WHAT IS EXPECTED:
Scan the entries below. List each line with "control".

(Figure content listings)
○ ○ ○ ○ ○

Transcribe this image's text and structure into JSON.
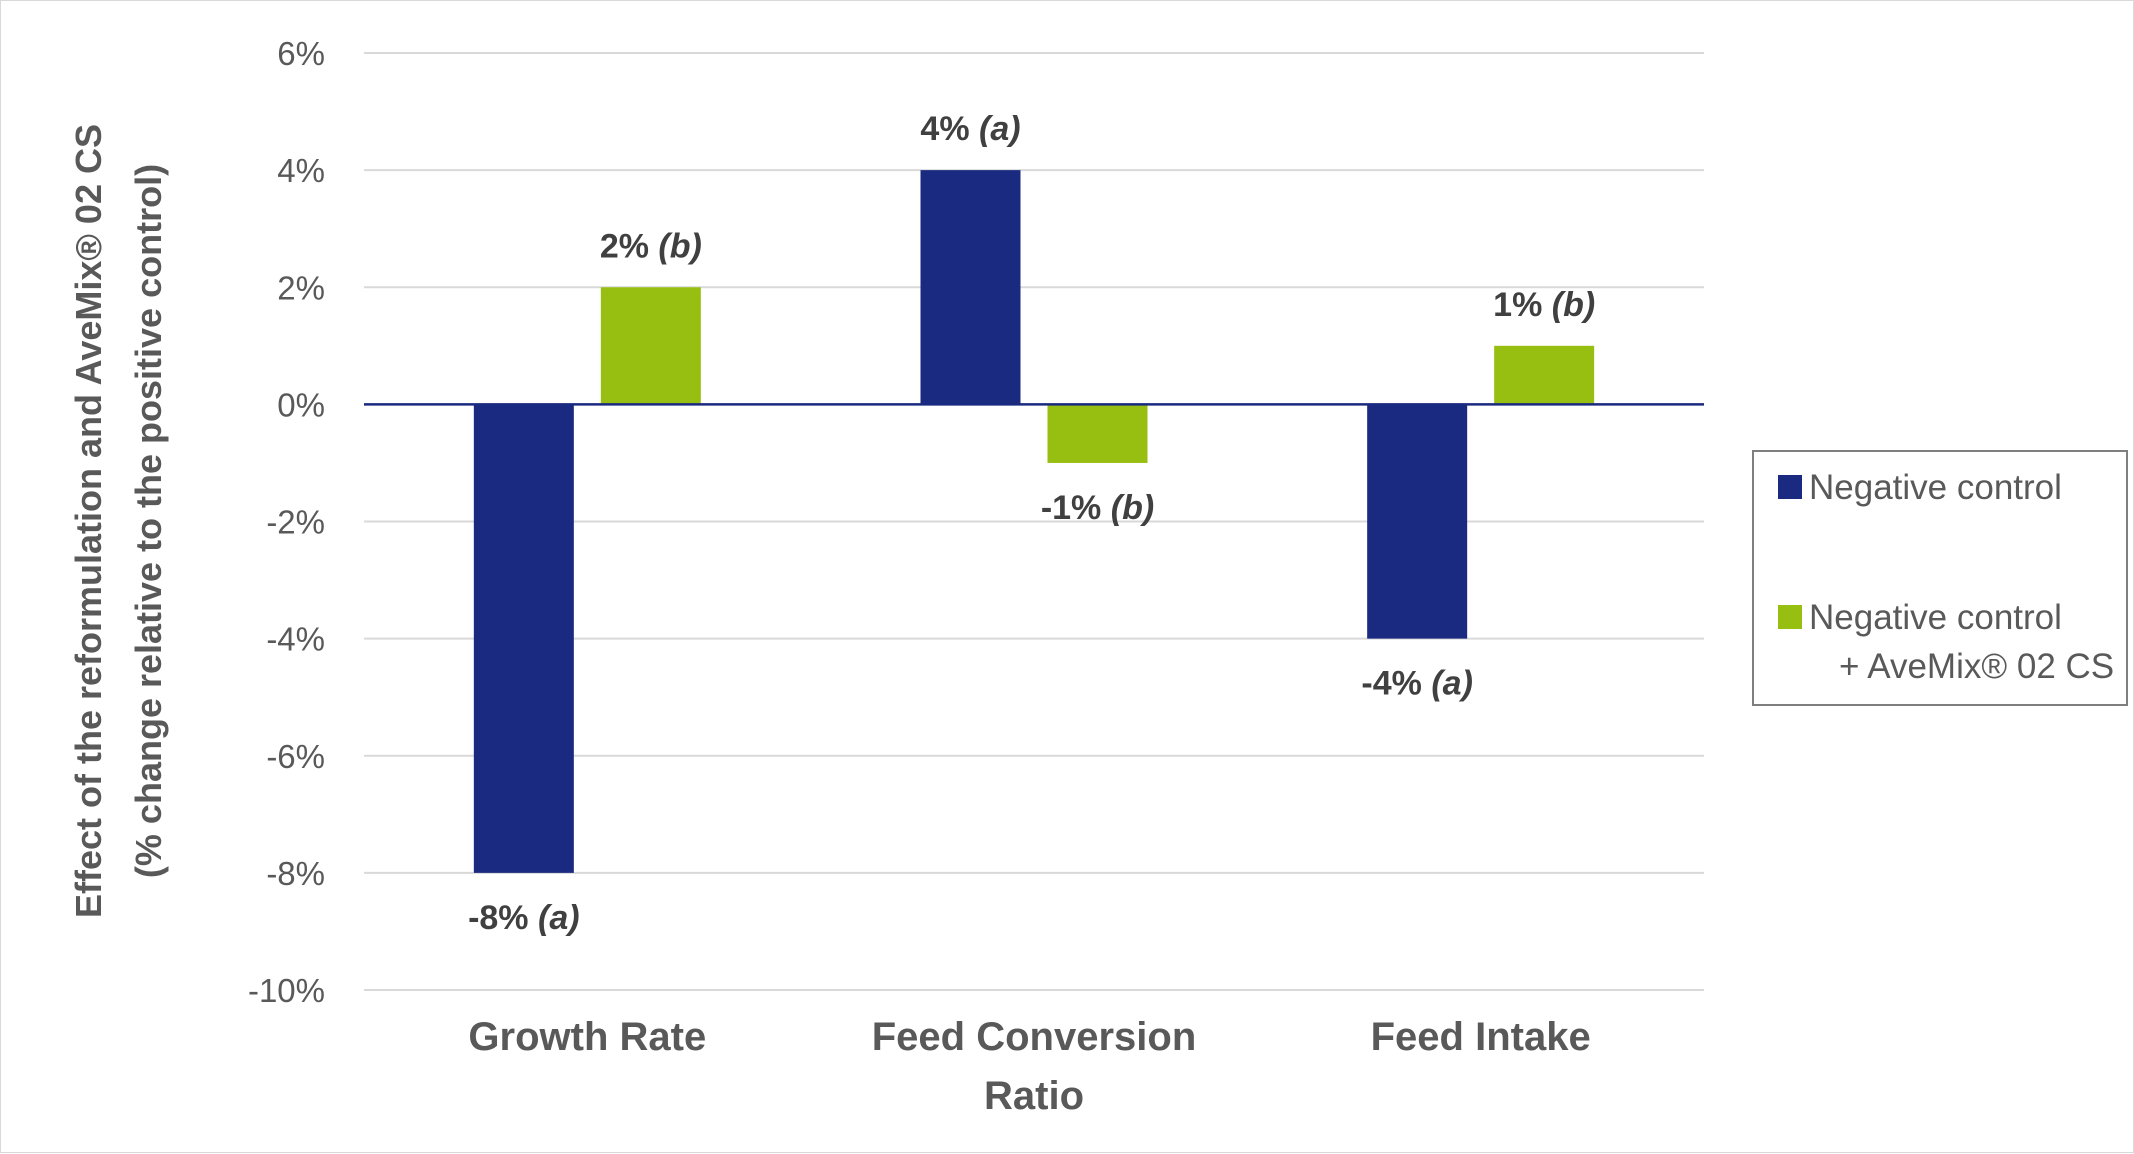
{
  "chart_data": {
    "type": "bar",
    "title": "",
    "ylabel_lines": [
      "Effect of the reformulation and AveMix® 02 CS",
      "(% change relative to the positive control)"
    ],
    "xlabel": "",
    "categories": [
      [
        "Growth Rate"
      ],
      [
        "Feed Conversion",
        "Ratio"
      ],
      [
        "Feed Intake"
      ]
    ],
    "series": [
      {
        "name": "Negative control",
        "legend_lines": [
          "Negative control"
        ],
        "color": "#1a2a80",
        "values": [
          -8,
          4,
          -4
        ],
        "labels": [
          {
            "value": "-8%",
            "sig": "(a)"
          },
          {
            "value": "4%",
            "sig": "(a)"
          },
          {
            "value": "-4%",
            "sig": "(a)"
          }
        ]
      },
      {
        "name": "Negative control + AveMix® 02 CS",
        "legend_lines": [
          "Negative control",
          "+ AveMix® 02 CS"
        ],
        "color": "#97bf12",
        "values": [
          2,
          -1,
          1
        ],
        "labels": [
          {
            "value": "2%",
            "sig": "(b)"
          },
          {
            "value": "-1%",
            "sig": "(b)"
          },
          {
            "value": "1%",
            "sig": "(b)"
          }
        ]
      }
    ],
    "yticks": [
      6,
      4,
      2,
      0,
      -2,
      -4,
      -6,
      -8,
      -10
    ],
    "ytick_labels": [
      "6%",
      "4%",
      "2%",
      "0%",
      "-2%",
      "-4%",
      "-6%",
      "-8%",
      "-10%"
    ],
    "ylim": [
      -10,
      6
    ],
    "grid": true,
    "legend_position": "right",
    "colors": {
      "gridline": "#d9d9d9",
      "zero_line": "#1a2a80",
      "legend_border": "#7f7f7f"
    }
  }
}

○ ○ ○ ○ ○

SOLUTION TO THE PROBLEM:
      "(% change relative to the positive control)"
        "name": "Negative control",
          "Negative control"
        "name": "Negative control + AveMix® 02 CS",
          "Negative control",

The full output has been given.